(Dataset items)
* * * * * * * * *

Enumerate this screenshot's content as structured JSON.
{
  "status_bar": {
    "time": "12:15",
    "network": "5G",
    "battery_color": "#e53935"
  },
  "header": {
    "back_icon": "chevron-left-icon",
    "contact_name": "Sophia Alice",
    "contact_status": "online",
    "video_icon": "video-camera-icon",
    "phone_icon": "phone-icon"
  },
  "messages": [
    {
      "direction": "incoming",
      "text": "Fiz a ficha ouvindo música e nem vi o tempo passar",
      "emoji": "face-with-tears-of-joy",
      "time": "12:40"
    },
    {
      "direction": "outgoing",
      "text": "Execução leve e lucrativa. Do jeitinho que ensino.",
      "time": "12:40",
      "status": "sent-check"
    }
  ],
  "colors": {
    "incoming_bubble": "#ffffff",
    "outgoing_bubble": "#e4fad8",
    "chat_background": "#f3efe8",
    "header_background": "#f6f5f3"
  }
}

* * * * * * * * *

### Exercise aim
Every line above needs to be retyped exactly.

### The reply
Enumerate this screenshot's content as structured JSON.
{
  "status_bar": {
    "time": "12:15",
    "network": "5G",
    "battery_color": "#e53935"
  },
  "header": {
    "back_icon": "chevron-left-icon",
    "contact_name": "Sophia Alice",
    "contact_status": "online",
    "video_icon": "video-camera-icon",
    "phone_icon": "phone-icon"
  },
  "messages": [
    {
      "direction": "incoming",
      "text": "Fiz a ficha ouvindo música e nem vi o tempo passar",
      "emoji": "face-with-tears-of-joy",
      "time": "12:40"
    },
    {
      "direction": "outgoing",
      "text": "Execução leve e lucrativa. Do jeitinho que ensino.",
      "time": "12:40",
      "status": "sent-check"
    }
  ],
  "colors": {
    "incoming_bubble": "#ffffff",
    "outgoing_bubble": "#e4fad8",
    "chat_background": "#f3efe8",
    "header_background": "#f6f5f3"
  }
}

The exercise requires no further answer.